Exercise prompt
Reproduce the following lines verbatim, character for character.

Source material
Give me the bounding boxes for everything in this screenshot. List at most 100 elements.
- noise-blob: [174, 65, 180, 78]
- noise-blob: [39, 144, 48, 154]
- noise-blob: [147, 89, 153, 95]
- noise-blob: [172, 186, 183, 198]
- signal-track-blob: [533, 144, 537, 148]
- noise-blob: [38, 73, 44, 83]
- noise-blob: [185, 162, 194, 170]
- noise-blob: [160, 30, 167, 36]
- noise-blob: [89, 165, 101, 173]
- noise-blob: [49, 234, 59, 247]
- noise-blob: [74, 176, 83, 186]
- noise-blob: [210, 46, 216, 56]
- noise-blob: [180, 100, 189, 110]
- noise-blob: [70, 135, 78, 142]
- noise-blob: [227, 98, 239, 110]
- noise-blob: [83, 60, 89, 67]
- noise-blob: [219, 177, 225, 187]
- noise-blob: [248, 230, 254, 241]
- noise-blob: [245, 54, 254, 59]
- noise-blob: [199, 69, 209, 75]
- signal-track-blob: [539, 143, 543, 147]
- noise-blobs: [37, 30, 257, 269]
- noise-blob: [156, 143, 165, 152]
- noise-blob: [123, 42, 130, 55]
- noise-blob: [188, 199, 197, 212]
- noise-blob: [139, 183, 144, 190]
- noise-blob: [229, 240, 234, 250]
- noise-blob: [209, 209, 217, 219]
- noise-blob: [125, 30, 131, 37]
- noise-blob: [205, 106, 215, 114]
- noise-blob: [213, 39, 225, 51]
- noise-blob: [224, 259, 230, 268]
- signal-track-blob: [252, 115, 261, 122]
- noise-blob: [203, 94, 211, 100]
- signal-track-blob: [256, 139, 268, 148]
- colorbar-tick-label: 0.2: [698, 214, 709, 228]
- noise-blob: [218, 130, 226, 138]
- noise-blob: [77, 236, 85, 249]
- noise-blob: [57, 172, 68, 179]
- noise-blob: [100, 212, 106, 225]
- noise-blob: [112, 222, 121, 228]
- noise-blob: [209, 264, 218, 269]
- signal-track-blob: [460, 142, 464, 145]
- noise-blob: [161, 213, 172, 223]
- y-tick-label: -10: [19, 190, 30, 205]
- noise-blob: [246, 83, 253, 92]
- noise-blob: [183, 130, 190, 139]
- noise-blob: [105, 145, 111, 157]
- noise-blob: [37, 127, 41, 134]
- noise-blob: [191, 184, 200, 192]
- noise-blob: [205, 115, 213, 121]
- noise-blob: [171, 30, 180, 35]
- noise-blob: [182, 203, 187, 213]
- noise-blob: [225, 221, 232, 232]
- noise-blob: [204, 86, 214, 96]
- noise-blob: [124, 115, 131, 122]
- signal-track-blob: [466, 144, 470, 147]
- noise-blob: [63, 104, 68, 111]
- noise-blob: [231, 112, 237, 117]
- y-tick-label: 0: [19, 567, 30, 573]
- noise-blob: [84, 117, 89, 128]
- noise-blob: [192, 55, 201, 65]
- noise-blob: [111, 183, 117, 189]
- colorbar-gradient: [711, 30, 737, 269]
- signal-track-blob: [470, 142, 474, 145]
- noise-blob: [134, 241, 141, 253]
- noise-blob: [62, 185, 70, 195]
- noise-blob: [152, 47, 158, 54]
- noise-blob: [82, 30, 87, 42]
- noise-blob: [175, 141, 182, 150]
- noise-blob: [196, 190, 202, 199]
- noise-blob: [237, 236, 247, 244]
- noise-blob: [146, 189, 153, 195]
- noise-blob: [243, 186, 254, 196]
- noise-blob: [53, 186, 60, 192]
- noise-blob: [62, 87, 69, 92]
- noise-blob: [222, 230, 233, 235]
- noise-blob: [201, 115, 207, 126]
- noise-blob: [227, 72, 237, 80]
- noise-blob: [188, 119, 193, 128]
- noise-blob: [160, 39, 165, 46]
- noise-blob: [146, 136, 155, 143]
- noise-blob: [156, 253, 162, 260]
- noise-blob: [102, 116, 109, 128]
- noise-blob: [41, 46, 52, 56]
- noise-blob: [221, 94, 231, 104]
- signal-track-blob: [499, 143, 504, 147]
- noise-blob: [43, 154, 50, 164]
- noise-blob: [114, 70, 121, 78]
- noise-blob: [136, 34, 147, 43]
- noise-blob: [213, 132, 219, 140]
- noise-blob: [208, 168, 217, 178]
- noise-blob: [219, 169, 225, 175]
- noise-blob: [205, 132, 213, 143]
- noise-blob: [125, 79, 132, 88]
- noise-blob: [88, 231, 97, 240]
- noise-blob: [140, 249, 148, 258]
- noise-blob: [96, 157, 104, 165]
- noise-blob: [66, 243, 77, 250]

Expected answer
Give me the bounding boxes for everything in this screenshot. List at most 100 elements.
- noise-blob: [174, 65, 180, 78]
- noise-blob: [39, 144, 48, 154]
- noise-blob: [147, 89, 153, 95]
- noise-blob: [172, 186, 183, 198]
- signal-track-blob: [533, 144, 537, 148]
- noise-blob: [38, 73, 44, 83]
- noise-blob: [185, 162, 194, 170]
- noise-blob: [160, 30, 167, 36]
- noise-blob: [89, 165, 101, 173]
- noise-blob: [49, 234, 59, 247]
- noise-blob: [74, 176, 83, 186]
- noise-blob: [210, 46, 216, 56]
- noise-blob: [180, 100, 189, 110]
- noise-blob: [70, 135, 78, 142]
- noise-blob: [227, 98, 239, 110]
- noise-blob: [83, 60, 89, 67]
- noise-blob: [219, 177, 225, 187]
- noise-blob: [248, 230, 254, 241]
- noise-blob: [245, 54, 254, 59]
- noise-blob: [199, 69, 209, 75]
- signal-track-blob: [539, 143, 543, 147]
- noise-blobs: [37, 30, 257, 269]
- noise-blob: [156, 143, 165, 152]
- noise-blob: [123, 42, 130, 55]
- noise-blob: [188, 199, 197, 212]
- noise-blob: [139, 183, 144, 190]
- noise-blob: [229, 240, 234, 250]
- noise-blob: [209, 209, 217, 219]
- noise-blob: [125, 30, 131, 37]
- noise-blob: [205, 106, 215, 114]
- noise-blob: [213, 39, 225, 51]
- noise-blob: [224, 259, 230, 268]
- signal-track-blob: [252, 115, 261, 122]
- noise-blob: [203, 94, 211, 100]
- signal-track-blob: [256, 139, 268, 148]
- colorbar-tick-label: 0.2: [698, 214, 709, 228]
- noise-blob: [218, 130, 226, 138]
- noise-blob: [77, 236, 85, 249]
- noise-blob: [57, 172, 68, 179]
- noise-blob: [100, 212, 106, 225]
- noise-blob: [112, 222, 121, 228]
- noise-blob: [209, 264, 218, 269]
- signal-track-blob: [460, 142, 464, 145]
- noise-blob: [161, 213, 172, 223]
- y-tick-label: -10: [19, 190, 30, 205]
- noise-blob: [246, 83, 253, 92]
- noise-blob: [183, 130, 190, 139]
- noise-blob: [105, 145, 111, 157]
- noise-blob: [37, 127, 41, 134]
- noise-blob: [191, 184, 200, 192]
- noise-blob: [205, 115, 213, 121]
- noise-blob: [171, 30, 180, 35]
- noise-blob: [182, 203, 187, 213]
- noise-blob: [225, 221, 232, 232]
- noise-blob: [204, 86, 214, 96]
- noise-blob: [124, 115, 131, 122]
- signal-track-blob: [466, 144, 470, 147]
- noise-blob: [63, 104, 68, 111]
- noise-blob: [231, 112, 237, 117]
- y-tick-label: 0: [19, 567, 30, 573]
- noise-blob: [84, 117, 89, 128]
- noise-blob: [192, 55, 201, 65]
- noise-blob: [111, 183, 117, 189]
- colorbar-gradient: [711, 30, 737, 269]
- signal-track-blob: [470, 142, 474, 145]
- noise-blob: [134, 241, 141, 253]
- noise-blob: [62, 185, 70, 195]
- noise-blob: [152, 47, 158, 54]
- noise-blob: [82, 30, 87, 42]
- noise-blob: [175, 141, 182, 150]
- noise-blob: [196, 190, 202, 199]
- noise-blob: [237, 236, 247, 244]
- noise-blob: [146, 189, 153, 195]
- noise-blob: [243, 186, 254, 196]
- noise-blob: [53, 186, 60, 192]
- noise-blob: [62, 87, 69, 92]
- noise-blob: [222, 230, 233, 235]
- noise-blob: [201, 115, 207, 126]
- noise-blob: [227, 72, 237, 80]
- noise-blob: [188, 119, 193, 128]
- noise-blob: [160, 39, 165, 46]
- noise-blob: [146, 136, 155, 143]
- noise-blob: [156, 253, 162, 260]
- noise-blob: [102, 116, 109, 128]
- noise-blob: [41, 46, 52, 56]
- noise-blob: [221, 94, 231, 104]
- signal-track-blob: [499, 143, 504, 147]
- noise-blob: [43, 154, 50, 164]
- noise-blob: [114, 70, 121, 78]
- noise-blob: [136, 34, 147, 43]
- noise-blob: [213, 132, 219, 140]
- noise-blob: [208, 168, 217, 178]
- noise-blob: [219, 169, 225, 175]
- noise-blob: [205, 132, 213, 143]
- noise-blob: [125, 79, 132, 88]
- noise-blob: [88, 231, 97, 240]
- noise-blob: [140, 249, 148, 258]
- noise-blob: [96, 157, 104, 165]
- noise-blob: [66, 243, 77, 250]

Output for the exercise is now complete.